Show only lines that include "Kingdom".

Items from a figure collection
<<<<

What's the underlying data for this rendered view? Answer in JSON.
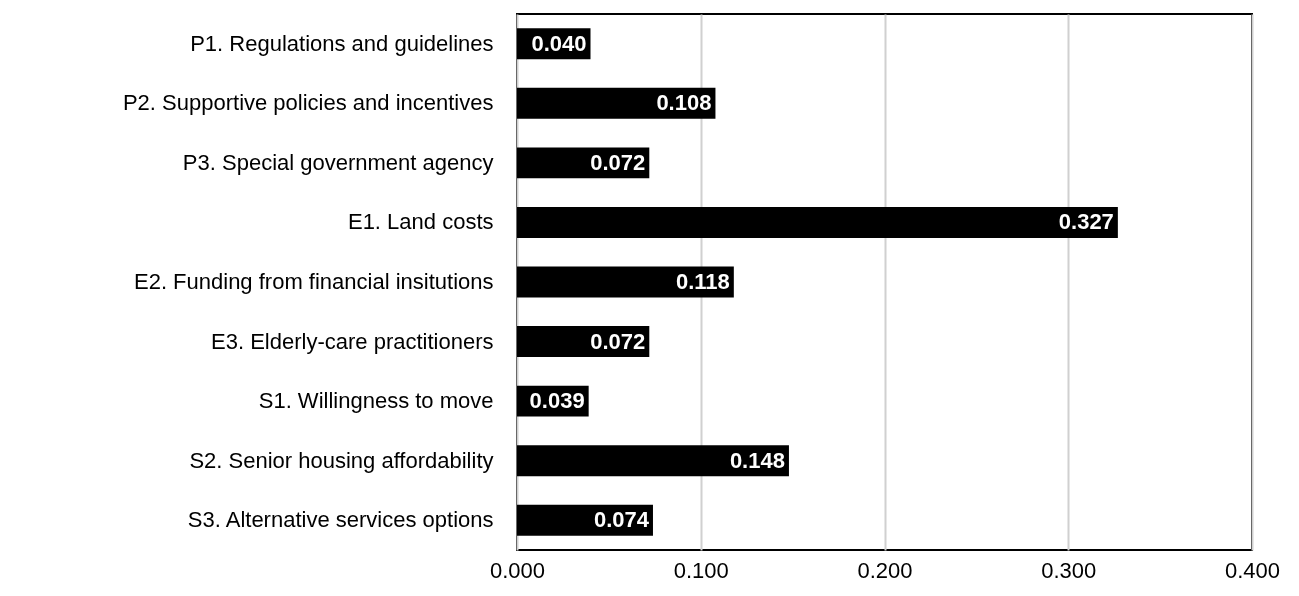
{
  "chart_data": {
    "type": "bar",
    "orientation": "horizontal",
    "categories": [
      "P1. Regulations and guidelines",
      "P2. Supportive policies and incentives",
      "P3. Special government agency",
      "E1. Land costs",
      "E2. Funding from financial insitutions",
      "E3. Elderly-care practitioners",
      "S1. Willingness to move",
      "S2. Senior housing affordability",
      "S3. Alternative services options"
    ],
    "values": [
      0.04,
      0.108,
      0.072,
      0.327,
      0.118,
      0.072,
      0.039,
      0.148,
      0.074
    ],
    "value_labels": [
      "0.040",
      "0.108",
      "0.072",
      "0.327",
      "0.118",
      "0.072",
      "0.039",
      "0.148",
      "0.074"
    ],
    "color": "#000000",
    "xlim": [
      0,
      0.4
    ],
    "xticks": [
      {
        "value": 0,
        "label": "0.000"
      },
      {
        "value": 0.1,
        "label": "0.100"
      },
      {
        "value": 0.2,
        "label": "0.200"
      },
      {
        "value": 0.3,
        "label": "0.300"
      },
      {
        "value": 0.4,
        "label": "0.400"
      }
    ],
    "grid": "x"
  }
}
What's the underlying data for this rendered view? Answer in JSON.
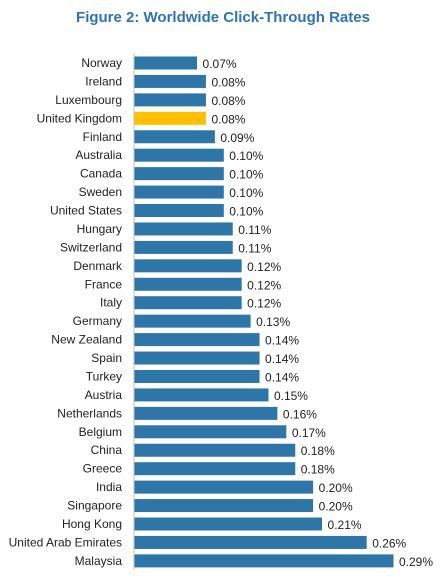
{
  "chart_data": {
    "type": "bar",
    "orientation": "horizontal",
    "title": "Figure 2: Worldwide Click-Through Rates",
    "categories": [
      "Norway",
      "Ireland",
      "Luxembourg",
      "United Kingdom",
      "Finland",
      "Australia",
      "Canada",
      "Sweden",
      "United States",
      "Hungary",
      "Switzerland",
      "Denmark",
      "France",
      "Italy",
      "Germany",
      "New Zealand",
      "Spain",
      "Turkey",
      "Austria",
      "Netherlands",
      "Belgium",
      "China",
      "Greece",
      "India",
      "Singapore",
      "Hong Kong",
      "United Arab Emirates",
      "Malaysia"
    ],
    "values": [
      0.07,
      0.08,
      0.08,
      0.08,
      0.09,
      0.1,
      0.1,
      0.1,
      0.1,
      0.11,
      0.11,
      0.12,
      0.12,
      0.12,
      0.13,
      0.14,
      0.14,
      0.14,
      0.15,
      0.16,
      0.17,
      0.18,
      0.18,
      0.2,
      0.2,
      0.21,
      0.26,
      0.29
    ],
    "value_labels": [
      "0.07%",
      "0.08%",
      "0.08%",
      "0.08%",
      "0.09%",
      "0.10%",
      "0.10%",
      "0.10%",
      "0.10%",
      "0.11%",
      "0.11%",
      "0.12%",
      "0.12%",
      "0.12%",
      "0.13%",
      "0.14%",
      "0.14%",
      "0.14%",
      "0.15%",
      "0.16%",
      "0.17%",
      "0.18%",
      "0.18%",
      "0.20%",
      "0.20%",
      "0.21%",
      "0.26%",
      "0.29%"
    ],
    "highlight": "United Kingdom",
    "bar_color": "#2e75a8",
    "highlight_color": "#ffc000",
    "title_color": "#2e74b5",
    "xlim": [
      0,
      0.29
    ],
    "grid": false,
    "legend": false
  }
}
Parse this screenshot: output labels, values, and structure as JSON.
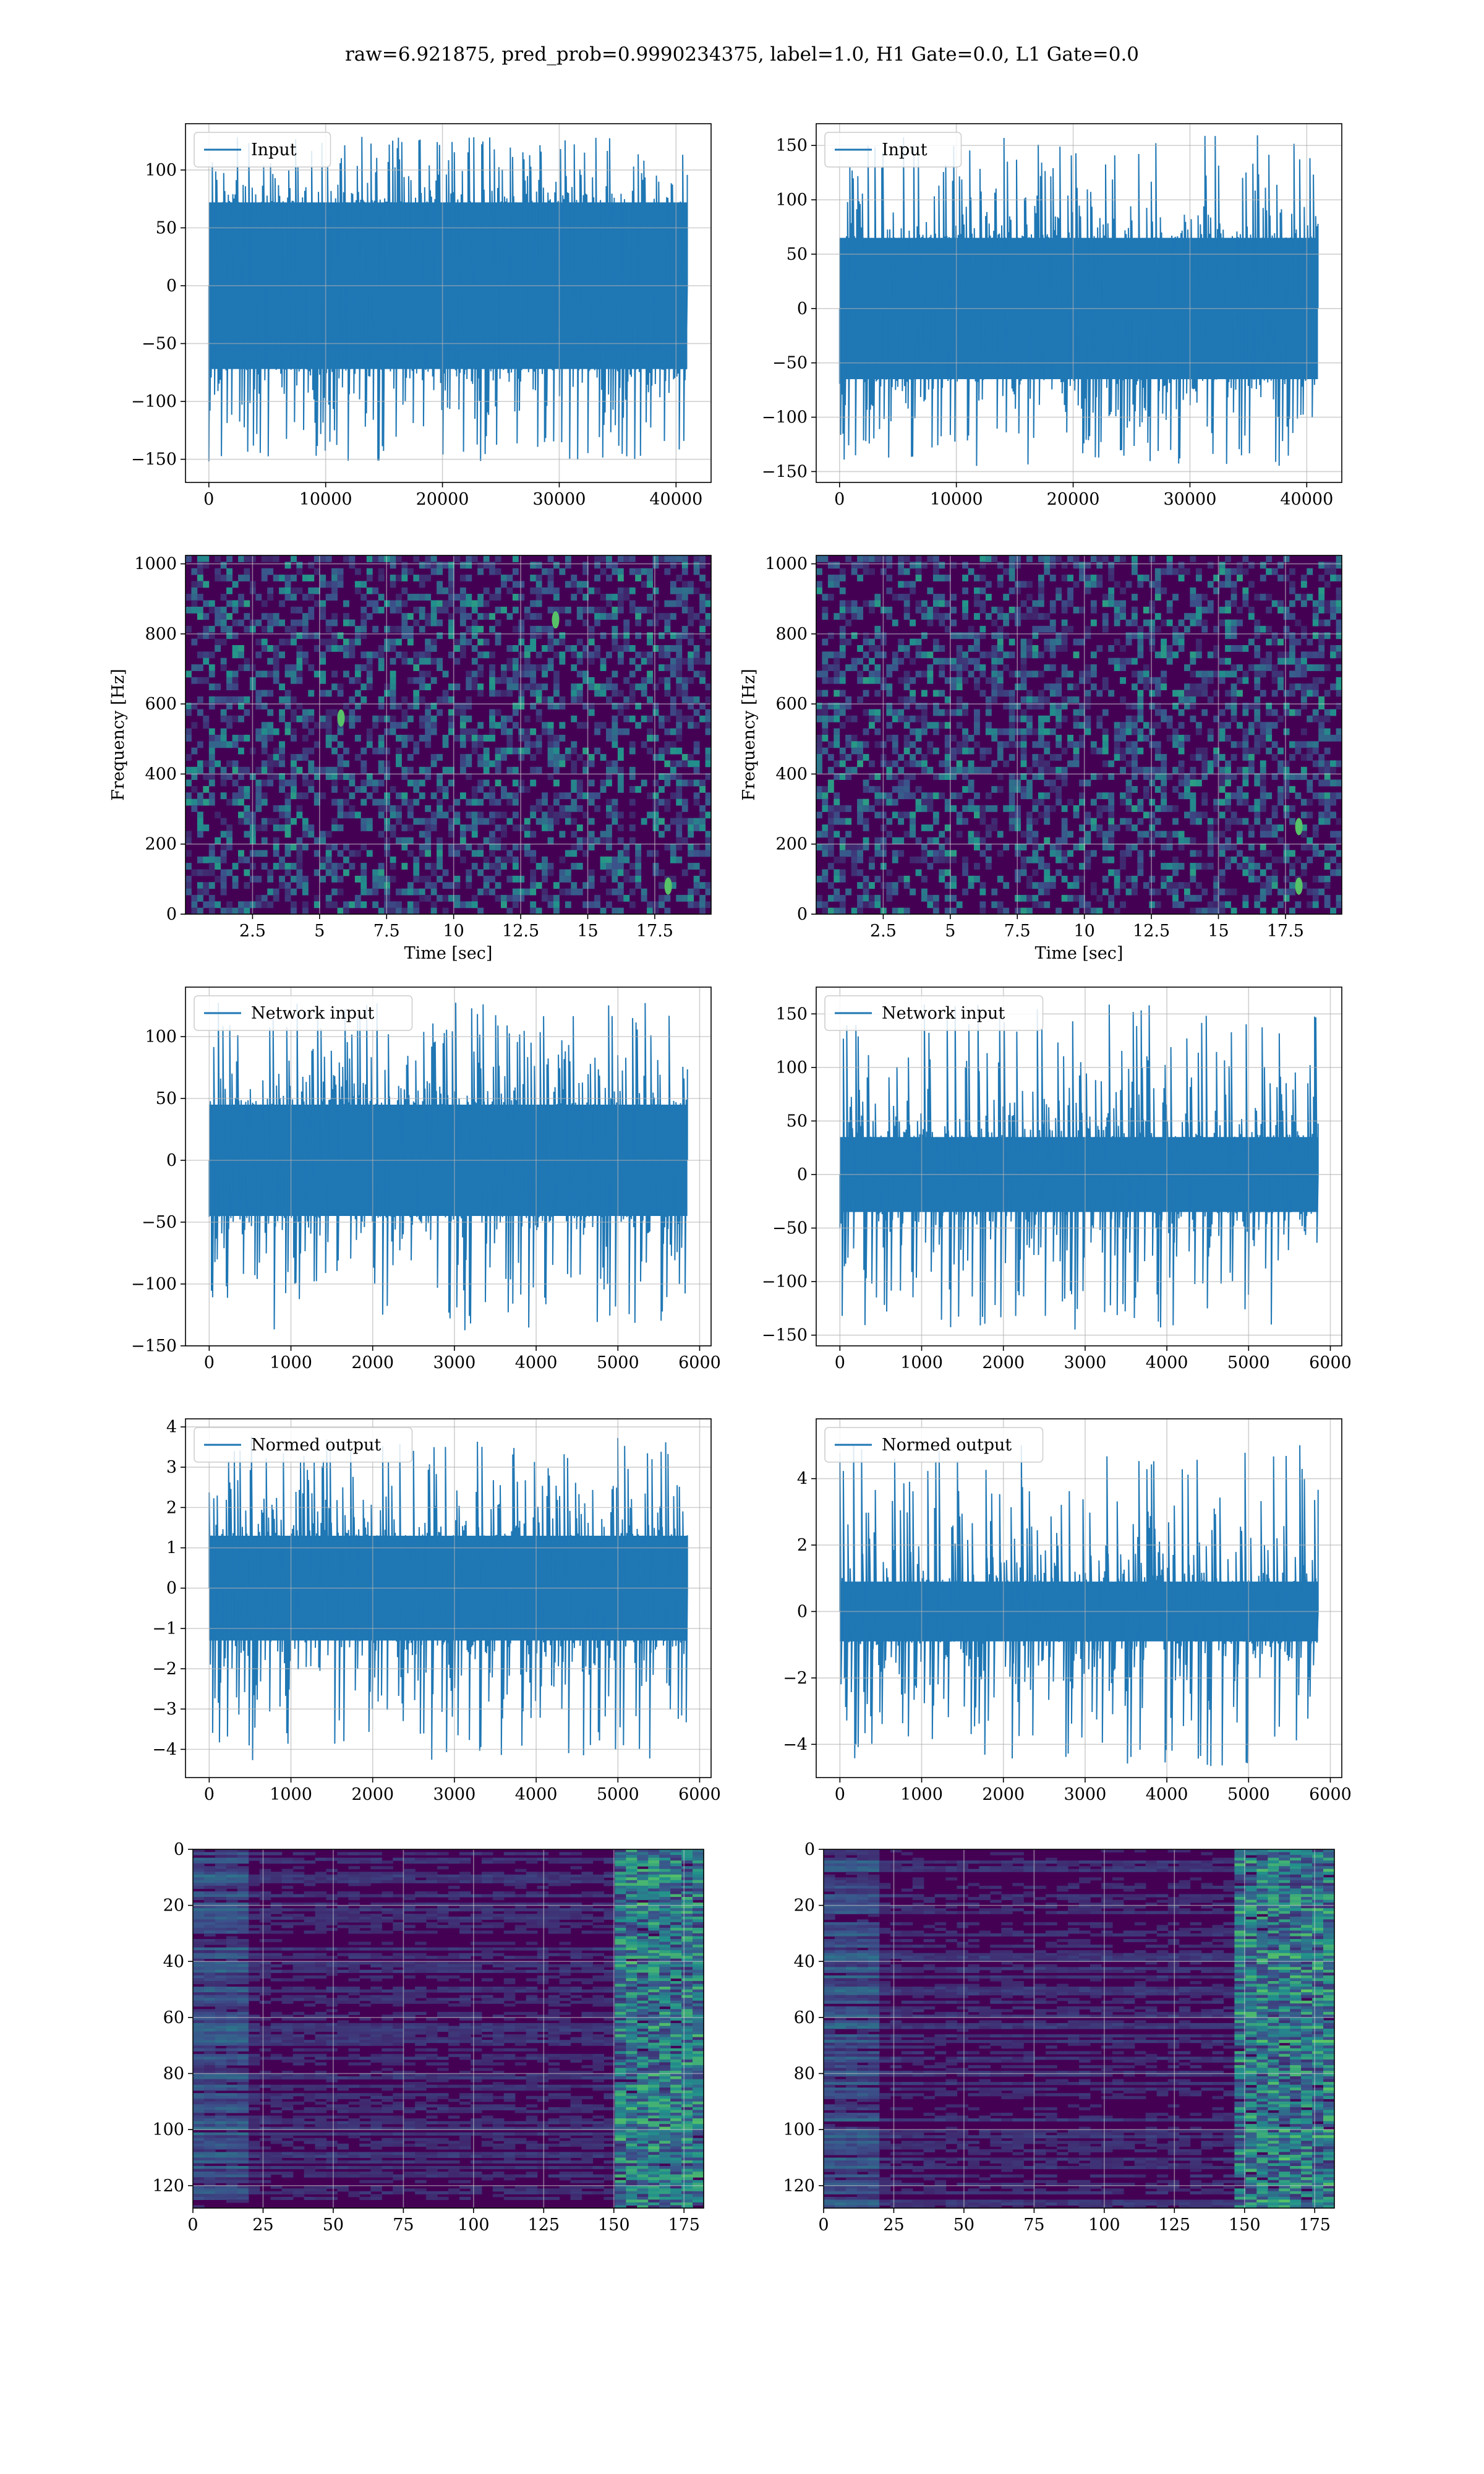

>>>>

* ANSWER BELOW
      "United Kingdom",
    "highlight": "United Kingdom",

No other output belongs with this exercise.